→ EXERCISE INSTRUCTIONS
Tally the lines holding "selector" and state only that figure.

□ □ □ □

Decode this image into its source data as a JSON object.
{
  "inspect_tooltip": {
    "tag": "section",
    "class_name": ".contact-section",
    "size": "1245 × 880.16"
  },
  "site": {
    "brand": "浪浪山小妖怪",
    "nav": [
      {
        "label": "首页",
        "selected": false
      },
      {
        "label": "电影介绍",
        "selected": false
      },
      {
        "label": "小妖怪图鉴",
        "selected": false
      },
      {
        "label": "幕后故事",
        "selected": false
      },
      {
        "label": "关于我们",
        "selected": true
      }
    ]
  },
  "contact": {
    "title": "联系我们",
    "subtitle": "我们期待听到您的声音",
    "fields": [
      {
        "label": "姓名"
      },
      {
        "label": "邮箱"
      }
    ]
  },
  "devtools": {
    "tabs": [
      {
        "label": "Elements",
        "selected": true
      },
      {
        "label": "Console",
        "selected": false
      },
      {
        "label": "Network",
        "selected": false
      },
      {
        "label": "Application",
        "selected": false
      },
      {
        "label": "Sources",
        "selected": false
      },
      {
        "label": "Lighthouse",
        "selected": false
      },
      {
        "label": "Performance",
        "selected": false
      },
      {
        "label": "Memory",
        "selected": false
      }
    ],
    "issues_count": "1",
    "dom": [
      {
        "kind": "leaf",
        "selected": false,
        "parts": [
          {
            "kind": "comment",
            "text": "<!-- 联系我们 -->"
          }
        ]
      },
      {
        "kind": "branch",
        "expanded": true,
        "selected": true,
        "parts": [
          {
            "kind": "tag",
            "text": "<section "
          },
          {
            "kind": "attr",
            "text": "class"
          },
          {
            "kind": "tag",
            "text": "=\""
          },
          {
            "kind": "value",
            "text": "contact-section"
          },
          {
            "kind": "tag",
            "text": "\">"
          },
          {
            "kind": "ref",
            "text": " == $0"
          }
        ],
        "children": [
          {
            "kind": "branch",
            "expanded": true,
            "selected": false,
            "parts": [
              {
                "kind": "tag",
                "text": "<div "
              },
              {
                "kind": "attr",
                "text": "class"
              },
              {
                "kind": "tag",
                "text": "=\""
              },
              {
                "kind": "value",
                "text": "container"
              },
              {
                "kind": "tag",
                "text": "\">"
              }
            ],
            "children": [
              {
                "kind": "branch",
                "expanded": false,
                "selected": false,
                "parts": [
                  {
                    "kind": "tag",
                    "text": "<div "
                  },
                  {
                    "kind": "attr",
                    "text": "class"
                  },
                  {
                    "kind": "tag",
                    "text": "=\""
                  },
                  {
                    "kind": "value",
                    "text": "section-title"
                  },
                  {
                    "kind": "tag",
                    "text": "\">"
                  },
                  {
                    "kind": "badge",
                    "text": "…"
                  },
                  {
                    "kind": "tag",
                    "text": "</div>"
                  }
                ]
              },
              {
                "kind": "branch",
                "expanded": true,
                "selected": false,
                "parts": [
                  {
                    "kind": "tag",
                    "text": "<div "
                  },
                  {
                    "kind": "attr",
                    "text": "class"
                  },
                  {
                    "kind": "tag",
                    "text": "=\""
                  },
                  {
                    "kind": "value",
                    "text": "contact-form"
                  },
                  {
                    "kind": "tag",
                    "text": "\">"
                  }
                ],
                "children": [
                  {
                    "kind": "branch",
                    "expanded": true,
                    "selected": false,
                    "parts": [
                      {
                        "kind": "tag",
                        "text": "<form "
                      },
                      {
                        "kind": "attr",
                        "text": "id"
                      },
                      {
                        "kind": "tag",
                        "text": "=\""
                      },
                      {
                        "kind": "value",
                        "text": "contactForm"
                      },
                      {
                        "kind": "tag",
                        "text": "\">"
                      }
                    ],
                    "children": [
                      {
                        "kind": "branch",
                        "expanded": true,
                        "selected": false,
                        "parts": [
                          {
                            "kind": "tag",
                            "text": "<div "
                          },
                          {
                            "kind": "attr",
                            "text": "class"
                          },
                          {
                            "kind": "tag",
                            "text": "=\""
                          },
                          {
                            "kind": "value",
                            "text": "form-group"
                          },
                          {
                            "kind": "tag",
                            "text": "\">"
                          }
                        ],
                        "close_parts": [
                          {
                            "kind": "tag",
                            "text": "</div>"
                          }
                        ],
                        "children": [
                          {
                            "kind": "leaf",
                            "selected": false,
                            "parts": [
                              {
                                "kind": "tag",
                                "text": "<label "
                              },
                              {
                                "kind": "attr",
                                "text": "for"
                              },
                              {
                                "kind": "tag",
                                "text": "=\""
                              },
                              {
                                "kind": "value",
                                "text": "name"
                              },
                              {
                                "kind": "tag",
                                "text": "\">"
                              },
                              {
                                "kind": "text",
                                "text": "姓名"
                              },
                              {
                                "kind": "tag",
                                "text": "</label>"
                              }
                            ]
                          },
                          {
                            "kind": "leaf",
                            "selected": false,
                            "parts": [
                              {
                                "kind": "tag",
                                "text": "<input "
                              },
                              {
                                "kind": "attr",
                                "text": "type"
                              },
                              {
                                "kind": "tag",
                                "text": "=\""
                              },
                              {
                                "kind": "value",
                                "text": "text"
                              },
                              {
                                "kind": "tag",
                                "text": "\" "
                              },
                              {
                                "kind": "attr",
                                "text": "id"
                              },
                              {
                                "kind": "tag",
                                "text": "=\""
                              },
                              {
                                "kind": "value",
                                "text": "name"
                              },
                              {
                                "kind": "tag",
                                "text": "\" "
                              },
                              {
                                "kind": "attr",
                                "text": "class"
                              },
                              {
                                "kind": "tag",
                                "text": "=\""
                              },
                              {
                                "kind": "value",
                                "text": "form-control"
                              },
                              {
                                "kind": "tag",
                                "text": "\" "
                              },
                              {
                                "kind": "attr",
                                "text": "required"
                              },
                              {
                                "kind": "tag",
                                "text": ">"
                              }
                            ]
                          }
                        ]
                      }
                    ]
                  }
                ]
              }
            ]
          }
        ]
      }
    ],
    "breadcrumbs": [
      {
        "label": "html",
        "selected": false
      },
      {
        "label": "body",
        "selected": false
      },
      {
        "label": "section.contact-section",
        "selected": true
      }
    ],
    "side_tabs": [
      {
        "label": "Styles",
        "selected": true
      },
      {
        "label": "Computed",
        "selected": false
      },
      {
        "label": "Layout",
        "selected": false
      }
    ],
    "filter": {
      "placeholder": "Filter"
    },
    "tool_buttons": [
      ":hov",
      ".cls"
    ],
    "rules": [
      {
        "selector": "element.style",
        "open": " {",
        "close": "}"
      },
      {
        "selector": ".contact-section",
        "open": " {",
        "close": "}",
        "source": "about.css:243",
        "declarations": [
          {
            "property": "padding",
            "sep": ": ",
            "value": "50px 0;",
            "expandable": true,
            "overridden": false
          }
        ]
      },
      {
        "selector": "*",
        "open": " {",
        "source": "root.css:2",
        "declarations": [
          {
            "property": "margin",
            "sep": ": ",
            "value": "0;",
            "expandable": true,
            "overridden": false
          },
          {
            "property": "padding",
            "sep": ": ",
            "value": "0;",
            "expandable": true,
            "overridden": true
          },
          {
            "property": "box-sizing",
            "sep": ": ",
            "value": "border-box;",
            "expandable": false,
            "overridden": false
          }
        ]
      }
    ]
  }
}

□ □ □ □

→ PROBLEM SOLUTION
3